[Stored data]
* Begin *

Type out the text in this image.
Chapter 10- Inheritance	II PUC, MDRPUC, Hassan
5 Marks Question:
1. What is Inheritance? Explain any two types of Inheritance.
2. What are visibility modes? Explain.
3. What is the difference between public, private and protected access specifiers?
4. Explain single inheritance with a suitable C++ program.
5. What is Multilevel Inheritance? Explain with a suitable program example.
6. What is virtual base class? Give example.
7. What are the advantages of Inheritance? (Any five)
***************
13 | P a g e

* End *

Aim:
Reproduce the material verbatim, line by line.

Reply:
Type out the text in this image.
Chapter 10- Inheritance	II PUC, MDRPUC, Hassan
5 Marks Question:
1. What is Inheritance? Explain any two types of Inheritance.
2. What are visibility modes? Explain.
3. What is the difference between public, private and protected access specifiers?
4. Explain single inheritance with a suitable C++ program.
5. What is Multilevel Inheritance? Explain with a suitable program example.
6. What is virtual base class? Give example.
7. What are the advantages of Inheritance? (Any five)
***************
13 | P a g e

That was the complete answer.